= WHAT YOU WILL DO =
1. In the passage about the Kim Il-sung song below, write out everything from "The song, composed" down to "his personality cult.", switching "personality cult" to "leader cult".
2. Answer these questions using the passage about the Kim Il-sung song below.
(a) Who composed the song, and in what year?
(b) In what form are the song's paired two-bar phrases arranged?
(c) Which song did it replace as the most important song in the country?

= EXTRACTED TEXT =
++++++++

The "Song of General Kim Il-sung" (Korean: 김일성장군의 노래) is a North Korean marching song composed by Kim Won-gyun in 1946. As a part of an ongoing cult of personality, the song praising Kim Il-sung, North Korea's "Eternal President", who died in 1994, is still widely played in the country. It is often considered to be the de facto national anthem in North Korea. 

The song is a four-square march. It features paired two bar phrases in an A-B-A form, with dotted rhythms. Percussion and brass instrumentation is intended to enhance the revolutionary tone of the song.

The song, composed in 1946, is the earliest known work of art mentioning Kim Il-sung, and thus can be said to mark the beginning of his personality cult.

In the early 1980s Kim Jong-il began promoting the song and it has since replaced "Aegukka", the national anthem, as the most important song and the de facto anthem played in public gatherings in the country. North Koreans typically know the lyrics by heart, though this seems to have changed under his grandson, Kim Jong-un.

++++++++

= GIVEN RECORDS =

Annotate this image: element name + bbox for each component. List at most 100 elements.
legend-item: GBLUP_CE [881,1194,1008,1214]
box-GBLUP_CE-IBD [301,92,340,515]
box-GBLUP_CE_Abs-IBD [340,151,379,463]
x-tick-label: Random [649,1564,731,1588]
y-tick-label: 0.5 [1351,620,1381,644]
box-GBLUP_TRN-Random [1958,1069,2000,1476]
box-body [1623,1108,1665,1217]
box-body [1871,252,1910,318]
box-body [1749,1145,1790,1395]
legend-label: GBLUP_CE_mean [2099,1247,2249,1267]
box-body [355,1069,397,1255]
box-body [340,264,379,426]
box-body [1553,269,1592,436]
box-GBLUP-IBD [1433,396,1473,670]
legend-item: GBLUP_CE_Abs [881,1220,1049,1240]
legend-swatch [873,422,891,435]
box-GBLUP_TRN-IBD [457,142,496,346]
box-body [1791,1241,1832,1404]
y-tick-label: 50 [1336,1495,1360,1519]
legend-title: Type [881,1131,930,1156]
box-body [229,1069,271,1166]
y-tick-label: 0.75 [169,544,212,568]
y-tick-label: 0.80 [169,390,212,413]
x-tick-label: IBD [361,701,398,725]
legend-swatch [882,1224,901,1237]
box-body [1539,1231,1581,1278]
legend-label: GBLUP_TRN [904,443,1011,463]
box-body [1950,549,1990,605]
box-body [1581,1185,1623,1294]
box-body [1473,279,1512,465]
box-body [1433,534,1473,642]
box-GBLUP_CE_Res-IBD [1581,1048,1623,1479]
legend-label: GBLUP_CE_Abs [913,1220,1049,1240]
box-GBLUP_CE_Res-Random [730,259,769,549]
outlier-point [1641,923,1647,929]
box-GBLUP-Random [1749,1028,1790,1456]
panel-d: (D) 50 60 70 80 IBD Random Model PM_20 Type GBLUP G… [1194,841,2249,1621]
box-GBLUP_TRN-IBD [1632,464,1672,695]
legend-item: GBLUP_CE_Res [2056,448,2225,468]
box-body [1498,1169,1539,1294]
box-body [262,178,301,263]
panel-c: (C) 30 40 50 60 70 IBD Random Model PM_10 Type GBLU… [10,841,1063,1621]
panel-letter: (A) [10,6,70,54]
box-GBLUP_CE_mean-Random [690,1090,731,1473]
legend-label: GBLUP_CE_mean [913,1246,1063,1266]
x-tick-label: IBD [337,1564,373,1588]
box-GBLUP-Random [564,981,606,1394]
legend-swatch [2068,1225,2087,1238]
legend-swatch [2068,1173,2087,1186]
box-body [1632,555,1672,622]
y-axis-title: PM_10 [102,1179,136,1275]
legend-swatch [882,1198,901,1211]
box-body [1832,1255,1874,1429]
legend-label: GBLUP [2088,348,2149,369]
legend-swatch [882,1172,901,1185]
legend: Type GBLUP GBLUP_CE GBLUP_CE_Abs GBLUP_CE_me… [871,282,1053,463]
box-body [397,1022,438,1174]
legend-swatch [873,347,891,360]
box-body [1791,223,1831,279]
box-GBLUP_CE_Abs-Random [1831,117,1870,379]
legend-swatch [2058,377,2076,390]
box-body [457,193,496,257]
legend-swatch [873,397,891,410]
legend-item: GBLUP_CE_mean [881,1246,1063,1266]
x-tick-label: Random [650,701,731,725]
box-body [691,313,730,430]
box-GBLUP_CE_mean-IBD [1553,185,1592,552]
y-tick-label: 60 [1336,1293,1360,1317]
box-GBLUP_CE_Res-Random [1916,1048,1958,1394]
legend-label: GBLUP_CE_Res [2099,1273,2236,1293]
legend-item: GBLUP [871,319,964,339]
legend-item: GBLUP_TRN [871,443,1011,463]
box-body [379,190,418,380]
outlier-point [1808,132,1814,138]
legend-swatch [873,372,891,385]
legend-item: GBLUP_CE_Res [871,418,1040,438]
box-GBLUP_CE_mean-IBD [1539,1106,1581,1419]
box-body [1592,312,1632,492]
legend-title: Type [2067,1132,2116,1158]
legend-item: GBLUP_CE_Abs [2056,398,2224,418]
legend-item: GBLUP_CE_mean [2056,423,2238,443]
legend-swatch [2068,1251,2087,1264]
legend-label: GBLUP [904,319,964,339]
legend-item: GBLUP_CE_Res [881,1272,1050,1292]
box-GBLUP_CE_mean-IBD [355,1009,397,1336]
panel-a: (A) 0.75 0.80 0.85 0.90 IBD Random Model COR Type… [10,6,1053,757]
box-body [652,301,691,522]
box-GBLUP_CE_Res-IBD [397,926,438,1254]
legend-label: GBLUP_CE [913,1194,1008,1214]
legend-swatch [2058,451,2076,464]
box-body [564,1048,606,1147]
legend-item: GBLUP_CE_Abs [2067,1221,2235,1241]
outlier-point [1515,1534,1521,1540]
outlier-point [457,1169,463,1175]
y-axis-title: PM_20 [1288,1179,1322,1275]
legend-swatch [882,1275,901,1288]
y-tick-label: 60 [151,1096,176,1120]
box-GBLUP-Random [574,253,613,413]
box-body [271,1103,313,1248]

++++++++

= FULL ANSWERS =
1.
The song, composed in 1946, is the earliest known work of art mentioning Kim Il-sung, and thus can be said to mark the beginning of his leader cult.

2.
(a) Kim Won-gyun composed it in 1946.
(b) They are arranged in an A-B-A form.
(c) It replaced "Aegukka," the national anthem.